Kerk & religie
Ds. Latzel: Kerk die het Evangelie niet meer uitdraagt, houdt op kerk te zijn

Zelden heeft een preek in Duitsland zo veel 
reacties opgeroepen, constateerde de christelijke nieuwsdienst Pro vorige week. Politiek, media én kerk vielen de afgelopen tijd massaal over ds. Olaf Latzel heen. Zelfs het parlement van Bremen sprak zich over hem uit. En dat allemaal vanwege zijn preek op zondag 18 januari. Daarin had hij zich –in, inderdaad, niet mis te verstane bewoordingen– gekeerd tegen het syncretisme, het vermengen van religies.

(Overzichten van elementen en gebieden)
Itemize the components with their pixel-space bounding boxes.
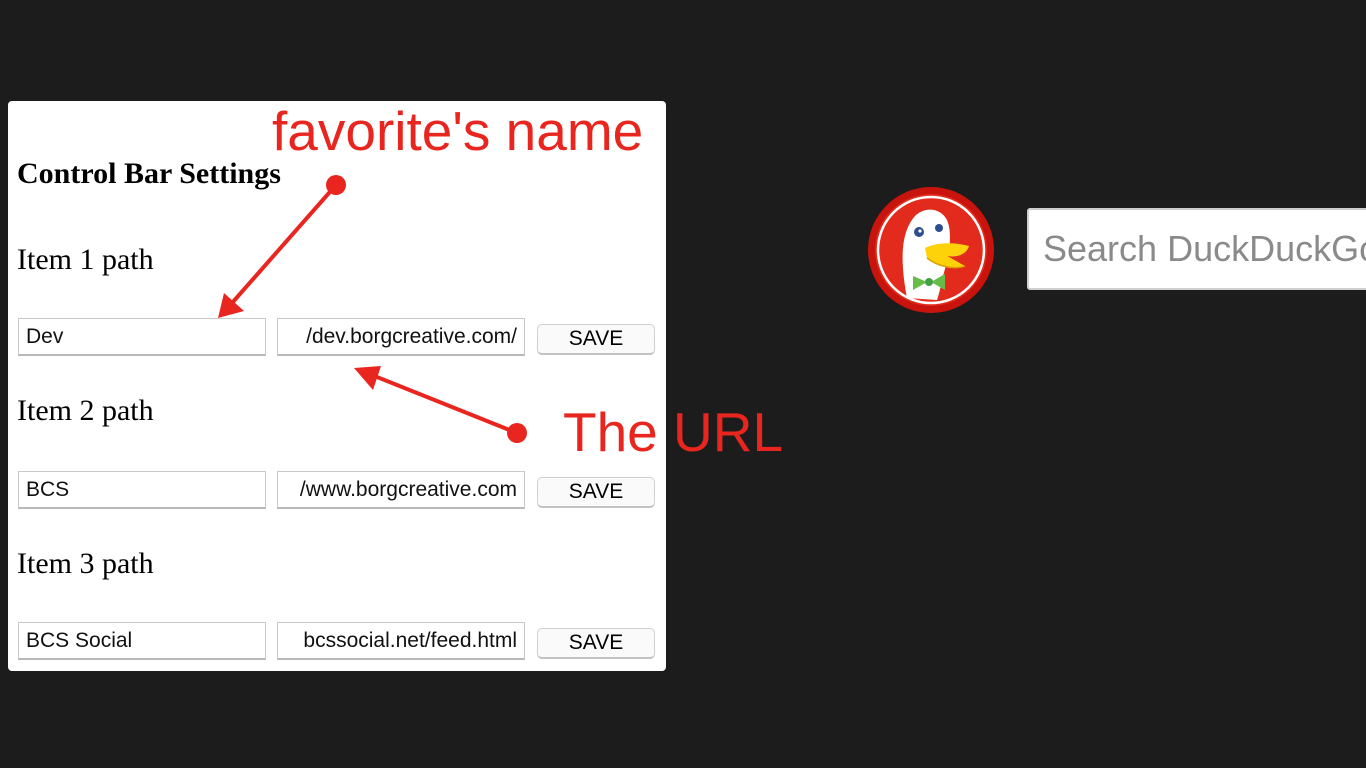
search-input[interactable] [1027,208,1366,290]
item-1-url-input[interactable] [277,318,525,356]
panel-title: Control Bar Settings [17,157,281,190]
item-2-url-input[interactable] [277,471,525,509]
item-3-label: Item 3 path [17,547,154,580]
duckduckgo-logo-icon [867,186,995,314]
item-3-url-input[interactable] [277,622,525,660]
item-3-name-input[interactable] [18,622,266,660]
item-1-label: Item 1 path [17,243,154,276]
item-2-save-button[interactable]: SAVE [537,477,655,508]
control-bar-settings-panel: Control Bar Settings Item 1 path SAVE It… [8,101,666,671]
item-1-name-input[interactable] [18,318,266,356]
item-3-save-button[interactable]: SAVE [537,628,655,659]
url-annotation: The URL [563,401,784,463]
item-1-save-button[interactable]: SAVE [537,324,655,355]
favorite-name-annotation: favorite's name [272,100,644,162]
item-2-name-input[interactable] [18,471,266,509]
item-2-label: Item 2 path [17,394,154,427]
* * *
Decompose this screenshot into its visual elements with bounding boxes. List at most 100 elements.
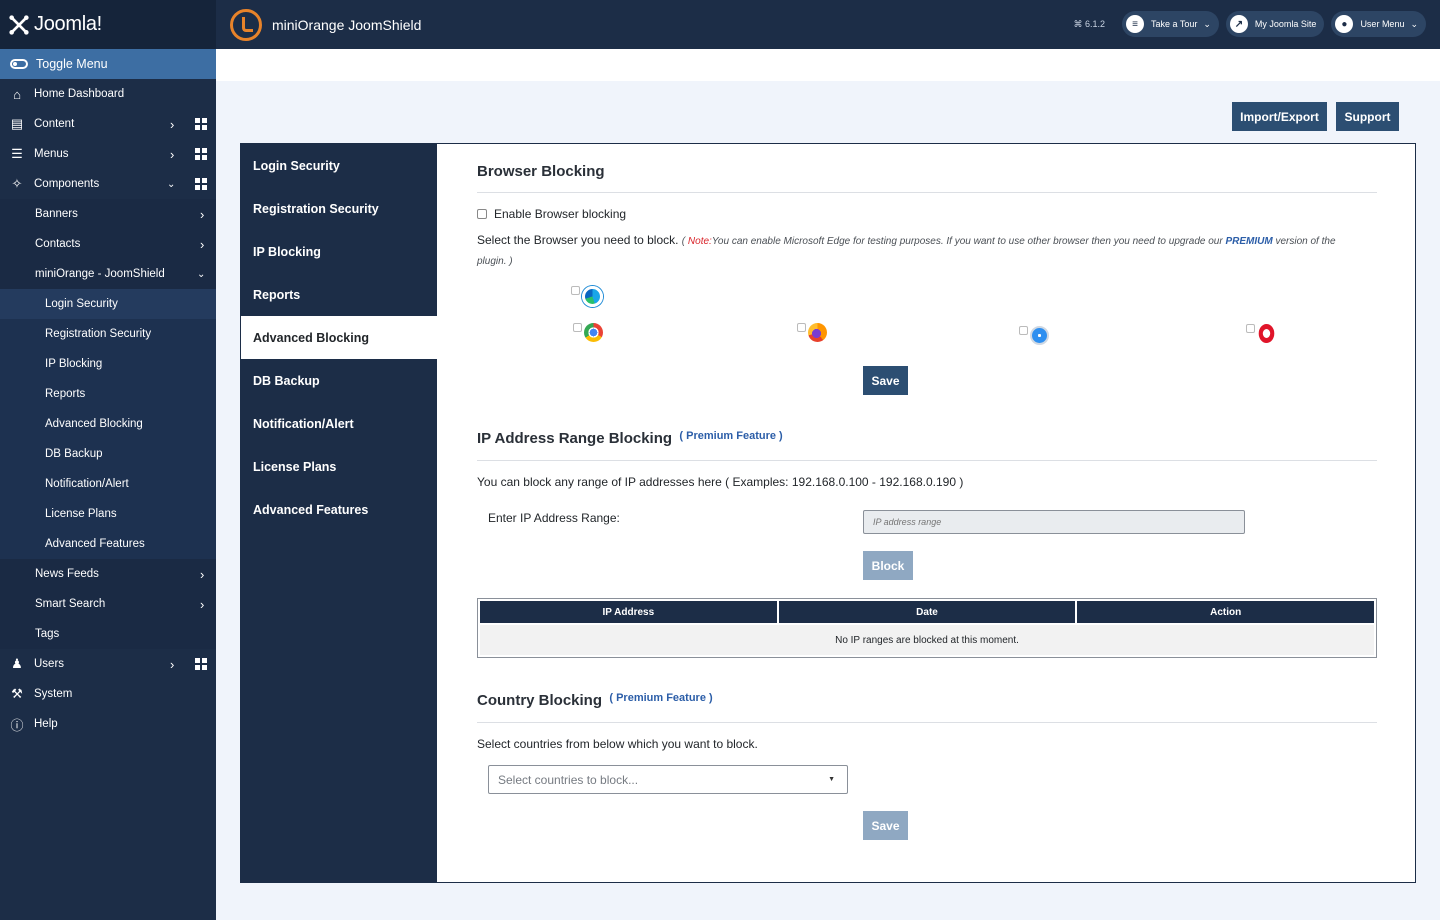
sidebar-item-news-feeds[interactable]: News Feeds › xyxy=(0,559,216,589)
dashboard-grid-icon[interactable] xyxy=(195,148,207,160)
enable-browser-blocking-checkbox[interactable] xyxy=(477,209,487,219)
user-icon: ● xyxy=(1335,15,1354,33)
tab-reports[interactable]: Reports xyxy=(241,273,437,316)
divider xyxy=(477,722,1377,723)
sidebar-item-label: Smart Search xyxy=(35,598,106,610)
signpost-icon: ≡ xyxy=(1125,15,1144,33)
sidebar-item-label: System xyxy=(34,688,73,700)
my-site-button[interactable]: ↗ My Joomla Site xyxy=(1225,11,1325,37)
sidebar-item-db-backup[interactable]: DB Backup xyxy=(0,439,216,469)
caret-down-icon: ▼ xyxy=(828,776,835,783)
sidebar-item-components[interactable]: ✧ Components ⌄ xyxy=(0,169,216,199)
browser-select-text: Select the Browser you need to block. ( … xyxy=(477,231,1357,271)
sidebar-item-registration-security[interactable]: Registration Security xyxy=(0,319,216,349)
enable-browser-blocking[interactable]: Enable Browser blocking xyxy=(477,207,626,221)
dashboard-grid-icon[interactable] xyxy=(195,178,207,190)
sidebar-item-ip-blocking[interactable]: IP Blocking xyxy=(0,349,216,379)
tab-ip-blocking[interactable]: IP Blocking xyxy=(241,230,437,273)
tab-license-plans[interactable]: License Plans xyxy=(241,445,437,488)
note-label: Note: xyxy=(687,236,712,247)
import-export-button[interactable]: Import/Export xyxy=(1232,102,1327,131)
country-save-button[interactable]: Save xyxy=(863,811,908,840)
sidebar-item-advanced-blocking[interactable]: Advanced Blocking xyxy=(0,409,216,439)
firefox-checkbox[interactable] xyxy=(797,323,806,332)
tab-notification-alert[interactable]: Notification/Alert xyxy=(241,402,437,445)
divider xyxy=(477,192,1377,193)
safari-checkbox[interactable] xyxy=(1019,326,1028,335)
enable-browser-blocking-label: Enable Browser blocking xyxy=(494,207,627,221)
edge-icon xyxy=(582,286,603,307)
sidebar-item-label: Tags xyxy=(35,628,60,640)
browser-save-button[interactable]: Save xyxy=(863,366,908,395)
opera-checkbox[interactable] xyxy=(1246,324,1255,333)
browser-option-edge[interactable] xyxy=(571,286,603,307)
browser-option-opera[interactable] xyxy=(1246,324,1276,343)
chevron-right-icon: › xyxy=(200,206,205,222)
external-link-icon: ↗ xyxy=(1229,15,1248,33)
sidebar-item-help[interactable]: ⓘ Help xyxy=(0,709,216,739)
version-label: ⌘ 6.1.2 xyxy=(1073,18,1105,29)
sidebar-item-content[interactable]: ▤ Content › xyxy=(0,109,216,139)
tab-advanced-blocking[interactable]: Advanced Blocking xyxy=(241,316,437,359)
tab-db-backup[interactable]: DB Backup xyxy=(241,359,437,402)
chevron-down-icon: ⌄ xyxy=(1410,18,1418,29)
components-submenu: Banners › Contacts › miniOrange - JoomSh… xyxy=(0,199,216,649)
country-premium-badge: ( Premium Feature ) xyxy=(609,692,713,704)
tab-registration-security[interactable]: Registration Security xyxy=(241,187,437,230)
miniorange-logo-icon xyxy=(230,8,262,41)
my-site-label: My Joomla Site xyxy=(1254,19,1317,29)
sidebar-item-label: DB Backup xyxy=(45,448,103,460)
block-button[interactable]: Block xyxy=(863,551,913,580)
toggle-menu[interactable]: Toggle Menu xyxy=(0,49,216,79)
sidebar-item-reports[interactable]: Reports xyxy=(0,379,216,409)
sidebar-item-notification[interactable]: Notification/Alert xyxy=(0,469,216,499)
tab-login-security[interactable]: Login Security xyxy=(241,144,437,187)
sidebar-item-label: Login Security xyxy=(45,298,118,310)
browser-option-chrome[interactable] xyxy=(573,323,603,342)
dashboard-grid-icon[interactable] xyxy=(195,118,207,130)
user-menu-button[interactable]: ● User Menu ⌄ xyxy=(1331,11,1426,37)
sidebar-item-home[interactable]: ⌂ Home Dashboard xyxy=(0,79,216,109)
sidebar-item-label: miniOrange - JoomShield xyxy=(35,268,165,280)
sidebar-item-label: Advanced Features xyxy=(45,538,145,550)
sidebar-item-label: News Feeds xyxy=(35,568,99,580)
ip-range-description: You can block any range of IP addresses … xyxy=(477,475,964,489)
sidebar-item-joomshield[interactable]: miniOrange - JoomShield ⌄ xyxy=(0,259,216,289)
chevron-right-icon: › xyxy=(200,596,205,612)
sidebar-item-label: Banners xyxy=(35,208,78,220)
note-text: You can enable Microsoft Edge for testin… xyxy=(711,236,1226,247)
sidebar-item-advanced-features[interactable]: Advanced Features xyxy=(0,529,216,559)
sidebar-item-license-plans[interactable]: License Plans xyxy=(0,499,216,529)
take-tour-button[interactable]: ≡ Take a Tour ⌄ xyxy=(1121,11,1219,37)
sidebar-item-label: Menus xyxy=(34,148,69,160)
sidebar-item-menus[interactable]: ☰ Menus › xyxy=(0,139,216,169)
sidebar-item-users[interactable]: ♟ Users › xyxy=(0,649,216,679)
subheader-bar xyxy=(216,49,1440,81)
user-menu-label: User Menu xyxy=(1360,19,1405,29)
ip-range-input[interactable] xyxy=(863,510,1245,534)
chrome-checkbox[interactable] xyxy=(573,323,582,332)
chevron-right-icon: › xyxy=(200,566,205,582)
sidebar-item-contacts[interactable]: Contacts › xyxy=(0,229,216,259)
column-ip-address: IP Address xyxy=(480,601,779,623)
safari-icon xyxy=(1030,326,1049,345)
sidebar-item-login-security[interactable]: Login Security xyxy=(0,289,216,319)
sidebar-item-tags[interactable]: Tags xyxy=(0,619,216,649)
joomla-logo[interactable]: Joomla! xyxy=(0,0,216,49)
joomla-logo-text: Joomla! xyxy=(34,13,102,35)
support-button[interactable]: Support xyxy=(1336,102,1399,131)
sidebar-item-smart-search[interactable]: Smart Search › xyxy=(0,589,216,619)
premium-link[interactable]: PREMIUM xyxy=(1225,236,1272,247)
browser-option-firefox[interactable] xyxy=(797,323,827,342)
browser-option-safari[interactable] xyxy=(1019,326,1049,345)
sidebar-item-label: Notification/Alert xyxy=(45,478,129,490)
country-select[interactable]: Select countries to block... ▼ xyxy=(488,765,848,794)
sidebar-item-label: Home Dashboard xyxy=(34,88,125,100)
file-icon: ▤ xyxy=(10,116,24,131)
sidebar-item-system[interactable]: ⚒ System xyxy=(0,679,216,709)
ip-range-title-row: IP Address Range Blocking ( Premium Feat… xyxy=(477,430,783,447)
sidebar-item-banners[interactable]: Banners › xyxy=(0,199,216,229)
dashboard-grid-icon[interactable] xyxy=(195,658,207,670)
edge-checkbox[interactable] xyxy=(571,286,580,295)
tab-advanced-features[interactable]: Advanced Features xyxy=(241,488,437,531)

=== Jouw opdrachten ===
a. Haal uit de tekst het stuk van "Kerk & religie" tot en met "vermengen van religies." letterlijk over.
b. Op welke dag hield ds. Latzel volgens de tekst de preek waarover zoveel ophef ontstond?
Ga alleen uit van de tekst en niet van het materiaal.

=== Antwoorden ===
a.
Kerk & religie
Ds. Latzel: Kerk die het Evangelie niet meer uitdraagt, houdt op kerk te zijn

Zelden heeft een preek in Duitsland zo veel 
reacties opgeroepen, constateerde de christelijke nieuwsdienst Pro vorige week. Politiek, media én kerk vielen de afgelopen tijd massaal over ds. Olaf Latzel heen. Zelfs het parlement van Bremen sprak zich over hem uit. En dat allemaal vanwege zijn preek op zondag 18 januari. Daarin had hij zich –in, inderdaad, niet mis te verstane bewoordingen– gekeerd tegen het syncretisme, het vermengen van religies.

b. Op zondag 18 januari.